:: Exercise requirements ::
From the entries provided below, copy each line that contains the word "title".

** begin Dataset records **

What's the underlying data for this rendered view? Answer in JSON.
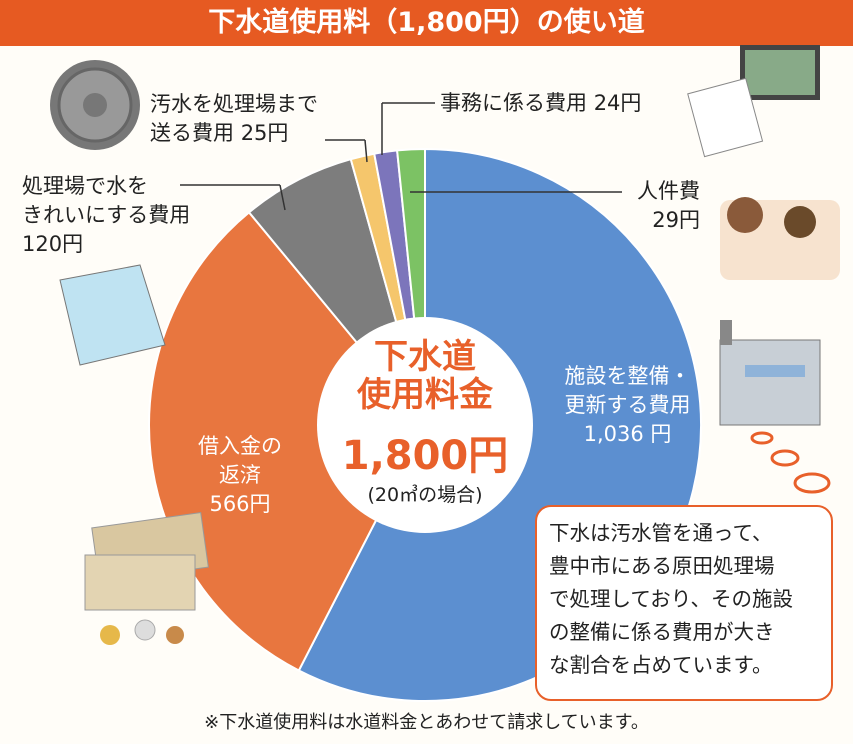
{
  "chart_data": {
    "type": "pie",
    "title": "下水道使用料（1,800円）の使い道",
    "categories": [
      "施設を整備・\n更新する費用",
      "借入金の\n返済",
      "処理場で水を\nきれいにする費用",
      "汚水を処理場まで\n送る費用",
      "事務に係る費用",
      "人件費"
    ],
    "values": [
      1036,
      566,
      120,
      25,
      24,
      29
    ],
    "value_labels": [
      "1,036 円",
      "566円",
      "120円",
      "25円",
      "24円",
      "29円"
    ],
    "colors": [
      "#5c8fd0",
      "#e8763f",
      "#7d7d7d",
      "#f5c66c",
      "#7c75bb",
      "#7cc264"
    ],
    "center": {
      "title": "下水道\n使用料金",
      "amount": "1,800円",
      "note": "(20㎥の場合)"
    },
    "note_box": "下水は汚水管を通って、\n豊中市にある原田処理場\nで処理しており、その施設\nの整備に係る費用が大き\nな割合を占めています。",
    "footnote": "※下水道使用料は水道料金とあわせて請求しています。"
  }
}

** end Dataset records **
** begin Dataset records **

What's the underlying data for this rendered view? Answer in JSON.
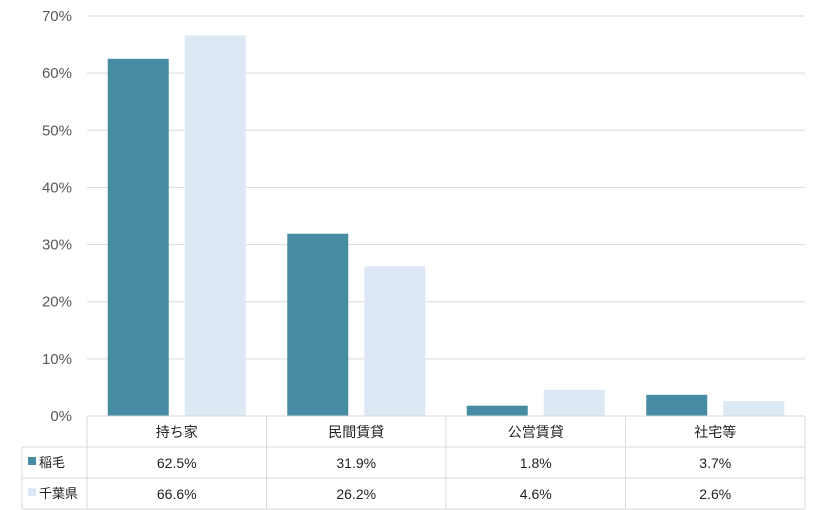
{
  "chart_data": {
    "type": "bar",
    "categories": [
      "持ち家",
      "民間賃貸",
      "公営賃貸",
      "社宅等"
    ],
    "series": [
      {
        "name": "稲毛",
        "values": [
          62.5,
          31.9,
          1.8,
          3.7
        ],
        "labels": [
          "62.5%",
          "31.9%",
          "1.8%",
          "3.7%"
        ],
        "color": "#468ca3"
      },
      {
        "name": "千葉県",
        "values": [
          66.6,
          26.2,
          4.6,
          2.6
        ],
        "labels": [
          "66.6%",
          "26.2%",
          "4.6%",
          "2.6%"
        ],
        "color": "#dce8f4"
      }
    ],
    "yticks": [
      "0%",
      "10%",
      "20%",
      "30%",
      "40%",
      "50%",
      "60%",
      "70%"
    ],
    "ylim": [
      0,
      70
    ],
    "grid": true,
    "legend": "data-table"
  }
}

** end Dataset records **
** begin Dataset records **

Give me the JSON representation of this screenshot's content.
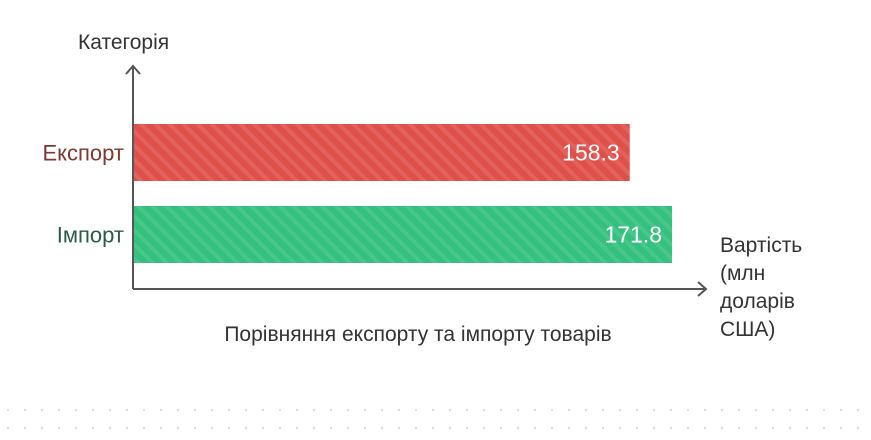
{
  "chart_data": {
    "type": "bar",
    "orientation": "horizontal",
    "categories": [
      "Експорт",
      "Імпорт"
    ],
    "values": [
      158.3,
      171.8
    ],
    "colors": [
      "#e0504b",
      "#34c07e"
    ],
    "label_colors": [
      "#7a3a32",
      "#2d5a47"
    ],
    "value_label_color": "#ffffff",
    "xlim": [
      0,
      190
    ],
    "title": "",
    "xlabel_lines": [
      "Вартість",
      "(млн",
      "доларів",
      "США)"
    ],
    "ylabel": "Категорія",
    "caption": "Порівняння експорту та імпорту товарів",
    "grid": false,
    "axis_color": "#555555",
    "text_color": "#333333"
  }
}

** end Dataset records **

:: Solution to this problem ::
    "title": "下水道使用料（1,800円）の使い道",
      "title": "下水道\n使用料金",
    "title": "",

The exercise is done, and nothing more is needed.